_WHAT YOU SHOULD DO_.
Skip the pictures and extract all of the lines exactly as written.

(Data records)
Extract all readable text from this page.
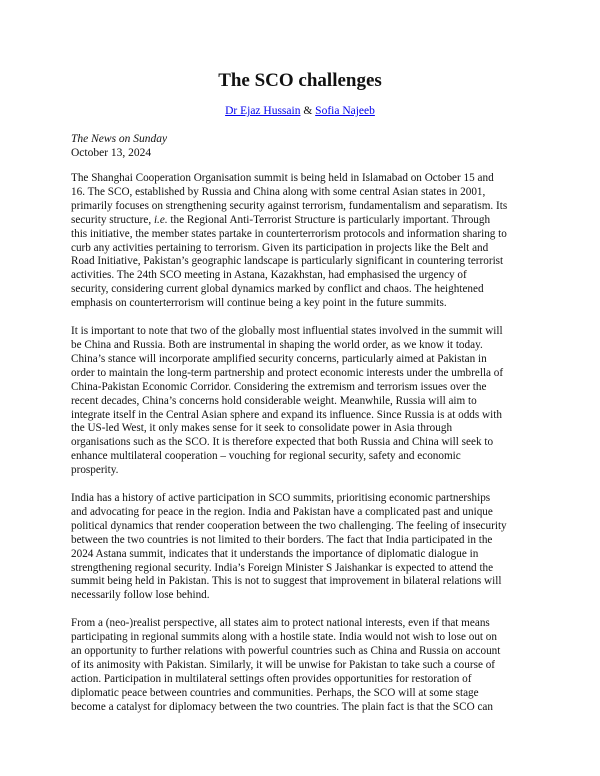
The SCO challenges
Dr Ejaz Hussain & Sofia Najeeb
The News on Sunday
October 13, 2024

The Shanghai Cooperation Organisation summit is being held in Islamabad on October 15 and
16. The SCO, established by Russia and China along with some central Asian states in 2001,
primarily focuses on strengthening security against terrorism, fundamentalism and separatism. Its
security structure, i.e. the Regional Anti-Terrorist Structure is particularly important. Through
this initiative, the member states partake in counterterrorism protocols and information sharing to
curb any activities pertaining to terrorism. Given its participation in projects like the Belt and
Road Initiative, Pakistan’s geographic landscape is particularly significant in countering terrorist
activities. The 24th SCO meeting in Astana, Kazakhstan, had emphasised the urgency of
security, considering current global dynamics marked by conflict and chaos. The heightened
emphasis on counterterrorism will continue being a key point in the future summits.

It is important to note that two of the globally most influential states involved in the summit will
be China and Russia. Both are instrumental in shaping the world order, as we know it today.
China’s stance will incorporate amplified security concerns, particularly aimed at Pakistan in
order to maintain the long-term partnership and protect economic interests under the umbrella of
China-Pakistan Economic Corridor. Considering the extremism and terrorism issues over the
recent decades, China’s concerns hold considerable weight. Meanwhile, Russia will aim to
integrate itself in the Central Asian sphere and expand its influence. Since Russia is at odds with
the US-led West, it only makes sense for it seek to consolidate power in Asia through
organisations such as the SCO. It is therefore expected that both Russia and China will seek to
enhance multilateral cooperation – vouching for regional security, safety and economic
prosperity.

India has a history of active participation in SCO summits, prioritising economic partnerships
and advocating for peace in the region. India and Pakistan have a complicated past and unique
political dynamics that render cooperation between the two challenging. The feeling of insecurity
between the two countries is not limited to their borders. The fact that India participated in the
2024 Astana summit, indicates that it understands the importance of diplomatic dialogue in
strengthening regional security. India’s Foreign Minister S Jaishankar is expected to attend the
summit being held in Pakistan. This is not to suggest that improvement in bilateral relations will
necessarily follow lose behind.

From a (neo-)realist perspective, all states aim to protect national interests, even if that means
participating in regional summits along with a hostile state. India would not wish to lose out on
an opportunity to further relations with powerful countries such as China and Russia on account
of its animosity with Pakistan. Similarly, it will be unwise for Pakistan to take such a course of
action. Participation in multilateral settings often provides opportunities for restoration of
diplomatic peace between countries and communities. Perhaps, the SCO will at some stage
become a catalyst for diplomacy between the two countries. The plain fact is that the SCO can
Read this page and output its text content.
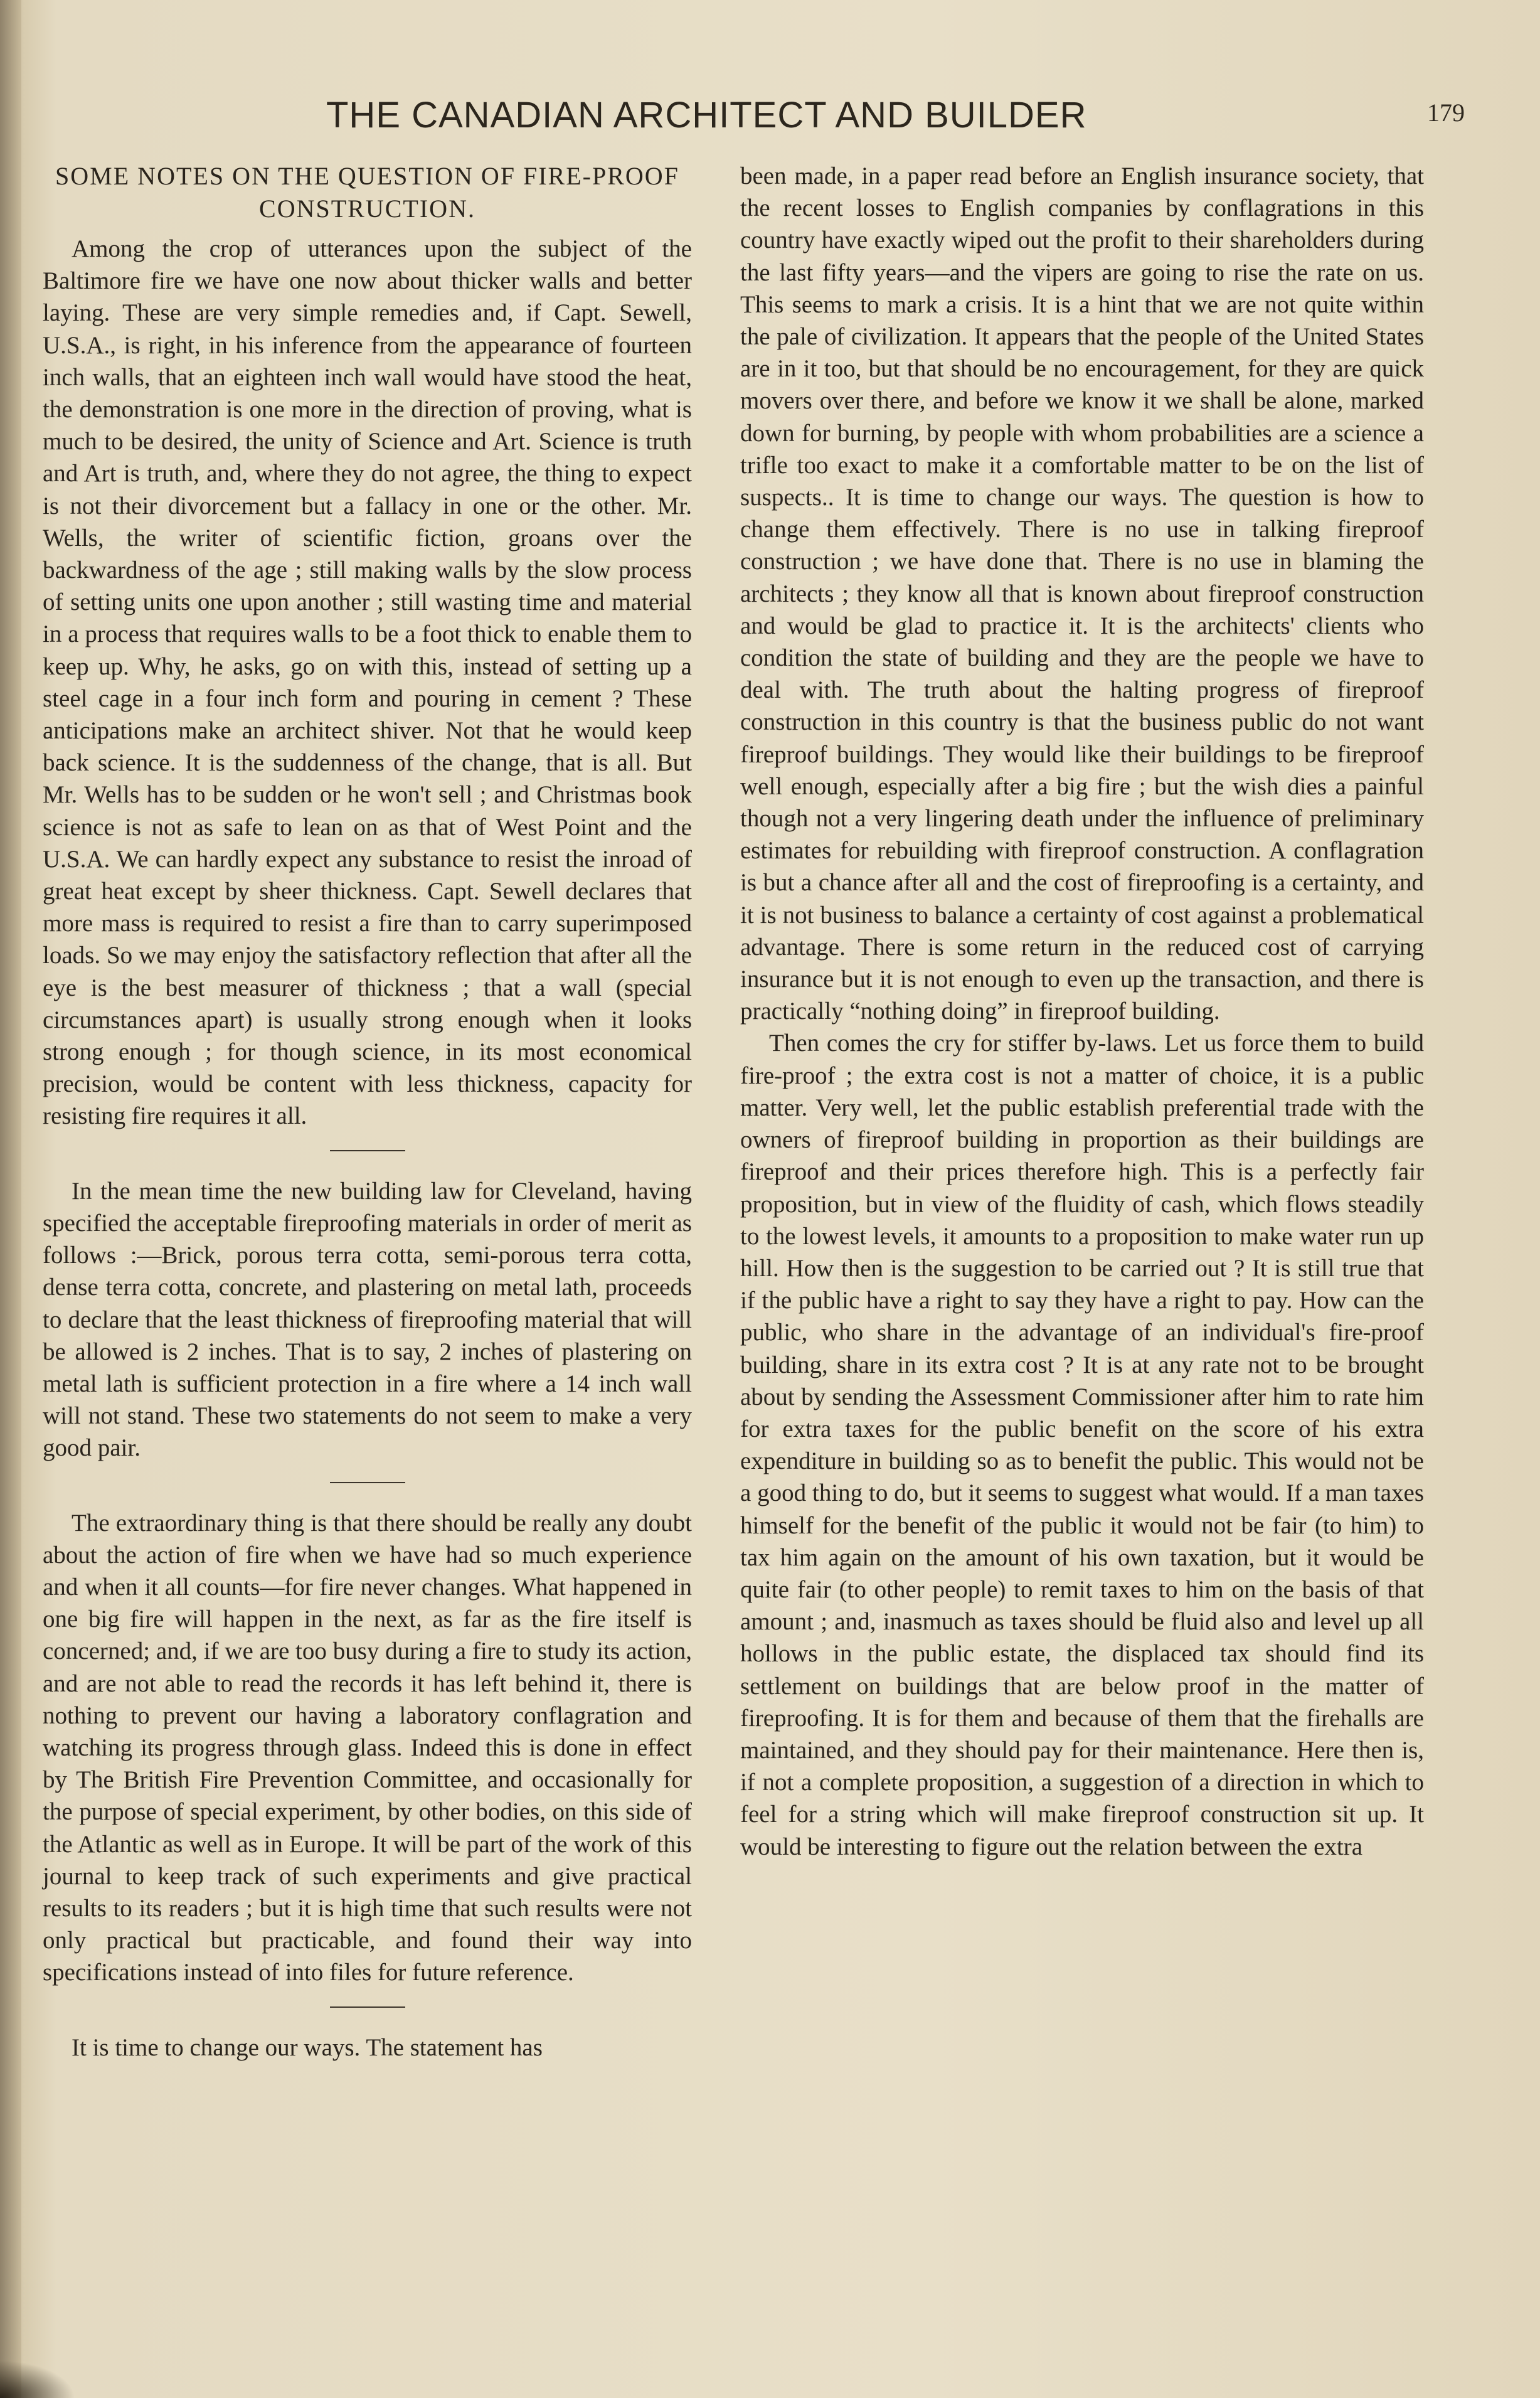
THE CANADIAN ARCHITECT AND BUILDER	179
SOME NOTES ON THE QUESTION OF FIRE-PROOF CONSTRUCTION.

Among the crop of utterances upon the subject of the Baltimore fire we have one now about thicker walls and better laying. These are very simple remedies and, if Capt. Sewell, U.S.A., is right, in his inference from the appearance of fourteen inch walls, that an eighteen inch wall would have stood the heat, the demonstration is one more in the direction of proving, what is much to be desired, the unity of Science and Art. Science is truth and Art is truth, and, where they do not agree, the thing to expect is not their divorcement but a fallacy in one or the other. Mr. Wells, the writer of scientific fiction, groans over the backwardness of the age ; still making walls by the slow process of setting units one upon another ; still wasting time and material in a process that requires walls to be a foot thick to enable them to keep up. Why, he asks, go on with this, instead of setting up a steel cage in a four inch form and pouring in cement ? These anticipations make an architect shiver. Not that he would keep back science. It is the suddenness of the change, that is all. But Mr. Wells has to be sudden or he won't sell ; and Christmas book science is not as safe to lean on as that of West Point and the U.S.A. We can hardly expect any substance to resist the inroad of great heat except by sheer thickness. Capt. Sewell declares that more mass is required to resist a fire than to carry superimposed loads. So we may enjoy the satisfactory reflection that after all the eye is the best measurer of thickness ; that a wall (special circumstances apart) is usually strong enough when it looks strong enough ; for though science, in its most economical precision, would be content with less thickness, capacity for resisting fire requires it all.

In the mean time the new building law for Cleveland, having specified the acceptable fireproofing materials in order of merit as follows :—Brick, porous terra cotta, semi-porous terra cotta, dense terra cotta, concrete, and plastering on metal lath, proceeds to declare that the least thickness of fireproofing material that will be allowed is 2 inches. That is to say, 2 inches of plastering on metal lath is sufficient protection in a fire where a 14 inch wall will not stand. These two statements do not seem to make a very good pair.

The extraordinary thing is that there should be really any doubt about the action of fire when we have had so much experience and when it all counts—for fire never changes. What happened in one big fire will happen in the next, as far as the fire itself is concerned; and, if we are too busy during a fire to study its action, and are not able to read the records it has left behind it, there is nothing to prevent our having a laboratory conflagration and watching its progress through glass. Indeed this is done in effect by The British Fire Prevention Committee, and occasionally for the purpose of special experiment, by other bodies, on this side of the Atlantic as well as in Europe. It will be part of the work of this journal to keep track of such experiments and give practical results to its readers ; but it is high time that such results were not only practical but practicable, and found their way into specifications instead of into files for future reference.

It is time to change our ways. The statement has

been made, in a paper read before an English insurance society, that the recent losses to English companies by conflagrations in this country have exactly wiped out the profit to their shareholders during the last fifty years—and the vipers are going to rise the rate on us. This seems to mark a crisis. It is a hint that we are not quite within the pale of civilization. It appears that the people of the United States are in it too, but that should be no encouragement, for they are quick movers over there, and before we know it we shall be alone, marked down for burning, by people with whom probabilities are a science a trifle too exact to make it a comfortable matter to be on the list of suspects.. It is time to change our ways. The question is how to change them effectively. There is no use in talking fireproof construction ; we have done that. There is no use in blaming the architects ; they know all that is known about fireproof construction and would be glad to practice it. It is the architects' clients who condition the state of building and they are the people we have to deal with. The truth about the halting progress of fireproof construction in this country is that the business public do not want fireproof buildings. They would like their buildings to be fireproof well enough, especially after a big fire ; but the wish dies a painful though not a very lingering death under the influence of preliminary estimates for rebuilding with fireproof construction. A conflagration is but a chance after all and the cost of fireproofing is a certainty, and it is not business to balance a certainty of cost against a problematical advantage. There is some return in the reduced cost of carrying insurance but it is not enough to even up the transaction, and there is practically “nothing doing” in fireproof building.

Then comes the cry for stiffer by-laws. Let us force them to build fire-proof ; the extra cost is not a matter of choice, it is a public matter. Very well, let the public establish preferential trade with the owners of fireproof building in proportion as their buildings are fireproof and their prices therefore high. This is a perfectly fair proposition, but in view of the fluidity of cash, which flows steadily to the lowest levels, it amounts to a proposition to make water run up hill. How then is the suggestion to be carried out ? It is still true that if the public have a right to say they have a right to pay. How can the public, who share in the advantage of an individual's fire-proof building, share in its extra cost ? It is at any rate not to be brought about by sending the Assessment Commissioner after him to rate him for extra taxes for the public benefit on the score of his extra expenditure in building so as to benefit the public. This would not be a good thing to do, but it seems to suggest what would. If a man taxes himself for the benefit of the public it would not be fair (to him) to tax him again on the amount of his own taxation, but it would be quite fair (to other people) to remit taxes to him on the basis of that amount ; and, inasmuch as taxes should be fluid also and level up all hollows in the public estate, the displaced tax should find its settlement on buildings that are below proof in the matter of fireproofing. It is for them and because of them that the firehalls are maintained, and they should pay for their maintenance. Here then is, if not a complete proposition, a suggestion of a direction in which to feel for a string which will make fireproof construction sit up. It would be interesting to figure out the relation between the extra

_EXERCISE RESPONSE_.
Extract all readable text from this page.
The SCO challenges
Dr Ejaz Hussain & Sofia Najeeb
The News on Sunday
October 13, 2024

The Shanghai Cooperation Organisation summit is being held in Islamabad on October 15 and
16. The SCO, established by Russia and China along with some central Asian states in 2001,
primarily focuses on strengthening security against terrorism, fundamentalism and separatism. Its
security structure, i.e. the Regional Anti-Terrorist Structure is particularly important. Through
this initiative, the member states partake in counterterrorism protocols and information sharing to
curb any activities pertaining to terrorism. Given its participation in projects like the Belt and
Road Initiative, Pakistan’s geographic landscape is particularly significant in countering terrorist
activities. The 24th SCO meeting in Astana, Kazakhstan, had emphasised the urgency of
security, considering current global dynamics marked by conflict and chaos. The heightened
emphasis on counterterrorism will continue being a key point in the future summits.

It is important to note that two of the globally most influential states involved in the summit will
be China and Russia. Both are instrumental in shaping the world order, as we know it today.
China’s stance will incorporate amplified security concerns, particularly aimed at Pakistan in
order to maintain the long-term partnership and protect economic interests under the umbrella of
China-Pakistan Economic Corridor. Considering the extremism and terrorism issues over the
recent decades, China’s concerns hold considerable weight. Meanwhile, Russia will aim to
integrate itself in the Central Asian sphere and expand its influence. Since Russia is at odds with
the US-led West, it only makes sense for it seek to consolidate power in Asia through
organisations such as the SCO. It is therefore expected that both Russia and China will seek to
enhance multilateral cooperation – vouching for regional security, safety and economic
prosperity.

India has a history of active participation in SCO summits, prioritising economic partnerships
and advocating for peace in the region. India and Pakistan have a complicated past and unique
political dynamics that render cooperation between the two challenging. The feeling of insecurity
between the two countries is not limited to their borders. The fact that India participated in the
2024 Astana summit, indicates that it understands the importance of diplomatic dialogue in
strengthening regional security. India’s Foreign Minister S Jaishankar is expected to attend the
summit being held in Pakistan. This is not to suggest that improvement in bilateral relations will
necessarily follow lose behind.

From a (neo-)realist perspective, all states aim to protect national interests, even if that means
participating in regional summits along with a hostile state. India would not wish to lose out on
an opportunity to further relations with powerful countries such as China and Russia on account
of its animosity with Pakistan. Similarly, it will be unwise for Pakistan to take such a course of
action. Participation in multilateral settings often provides opportunities for restoration of
diplomatic peace between countries and communities. Perhaps, the SCO will at some stage
become a catalyst for diplomacy between the two countries. The plain fact is that the SCO can
Read this page and output its text content.
THE CANADIAN ARCHITECT AND BUILDER	179
SOME NOTES ON THE QUESTION OF FIRE-PROOF CONSTRUCTION.

Among the crop of utterances upon the subject of the Baltimore fire we have one now about thicker walls and better laying. These are very simple remedies and, if Capt. Sewell, U.S.A., is right, in his inference from the appearance of fourteen inch walls, that an eighteen inch wall would have stood the heat, the demonstration is one more in the direction of proving, what is much to be desired, the unity of Science and Art. Science is truth and Art is truth, and, where they do not agree, the thing to expect is not their divorcement but a fallacy in one or the other. Mr. Wells, the writer of scientific fiction, groans over the backwardness of the age ; still making walls by the slow process of setting units one upon another ; still wasting time and material in a process that requires walls to be a foot thick to enable them to keep up. Why, he asks, go on with this, instead of setting up a steel cage in a four inch form and pouring in cement ? These anticipations make an architect shiver. Not that he would keep back science. It is the suddenness of the change, that is all. But Mr. Wells has to be sudden or he won't sell ; and Christmas book science is not as safe to lean on as that of West Point and the U.S.A. We can hardly expect any substance to resist the inroad of great heat except by sheer thickness. Capt. Sewell declares that more mass is required to resist a fire than to carry superimposed loads. So we may enjoy the satisfactory reflection that after all the eye is the best measurer of thickness ; that a wall (special circumstances apart) is usually strong enough when it looks strong enough ; for though science, in its most economical precision, would be content with less thickness, capacity for resisting fire requires it all.

In the mean time the new building law for Cleveland, having specified the acceptable fireproofing materials in order of merit as follows :—Brick, porous terra cotta, semi-porous terra cotta, dense terra cotta, concrete, and plastering on metal lath, proceeds to declare that the least thickness of fireproofing material that will be allowed is 2 inches. That is to say, 2 inches of plastering on metal lath is sufficient protection in a fire where a 14 inch wall will not stand. These two statements do not seem to make a very good pair.

The extraordinary thing is that there should be really any doubt about the action of fire when we have had so much experience and when it all counts—for fire never changes. What happened in one big fire will happen in the next, as far as the fire itself is concerned; and, if we are too busy during a fire to study its action, and are not able to read the records it has left behind it, there is nothing to prevent our having a laboratory conflagration and watching its progress through glass. Indeed this is done in effect by The British Fire Prevention Committee, and occasionally for the purpose of special experiment, by other bodies, on this side of the Atlantic as well as in Europe. It will be part of the work of this journal to keep track of such experiments and give practical results to its readers ; but it is high time that such results were not only practical but practicable, and found their way into specifications instead of into files for future reference.

It is time to change our ways. The statement has

been made, in a paper read before an English insurance society, that the recent losses to English companies by conflagrations in this country have exactly wiped out the profit to their shareholders during the last fifty years—and the vipers are going to rise the rate on us. This seems to mark a crisis. It is a hint that we are not quite within the pale of civilization. It appears that the people of the United States are in it too, but that should be no encouragement, for they are quick movers over there, and before we know it we shall be alone, marked down for burning, by people with whom probabilities are a science a trifle too exact to make it a comfortable matter to be on the list of suspects.. It is time to change our ways. The question is how to change them effectively. There is no use in talking fireproof construction ; we have done that. There is no use in blaming the architects ; they know all that is known about fireproof construction and would be glad to practice it. It is the architects' clients who condition the state of building and they are the people we have to deal with. The truth about the halting progress of fireproof construction in this country is that the business public do not want fireproof buildings. They would like their buildings to be fireproof well enough, especially after a big fire ; but the wish dies a painful though not a very lingering death under the influence of preliminary estimates for rebuilding with fireproof construction. A conflagration is but a chance after all and the cost of fireproofing is a certainty, and it is not business to balance a certainty of cost against a problematical advantage. There is some return in the reduced cost of carrying insurance but it is not enough to even up the transaction, and there is practically “nothing doing” in fireproof building.

Then comes the cry for stiffer by-laws. Let us force them to build fire-proof ; the extra cost is not a matter of choice, it is a public matter. Very well, let the public establish preferential trade with the owners of fireproof building in proportion as their buildings are fireproof and their prices therefore high. This is a perfectly fair proposition, but in view of the fluidity of cash, which flows steadily to the lowest levels, it amounts to a proposition to make water run up hill. How then is the suggestion to be carried out ? It is still true that if the public have a right to say they have a right to pay. How can the public, who share in the advantage of an individual's fire-proof building, share in its extra cost ? It is at any rate not to be brought about by sending the Assessment Commissioner after him to rate him for extra taxes for the public benefit on the score of his extra expenditure in building so as to benefit the public. This would not be a good thing to do, but it seems to suggest what would. If a man taxes himself for the benefit of the public it would not be fair (to him) to tax him again on the amount of his own taxation, but it would be quite fair (to other people) to remit taxes to him on the basis of that amount ; and, inasmuch as taxes should be fluid also and level up all hollows in the public estate, the displaced tax should find its settlement on buildings that are below proof in the matter of fireproofing. It is for them and because of them that the firehalls are maintained, and they should pay for their maintenance. Here then is, if not a complete proposition, a suggestion of a direction in which to feel for a string which will make fireproof construction sit up. It would be interesting to figure out the relation between the extra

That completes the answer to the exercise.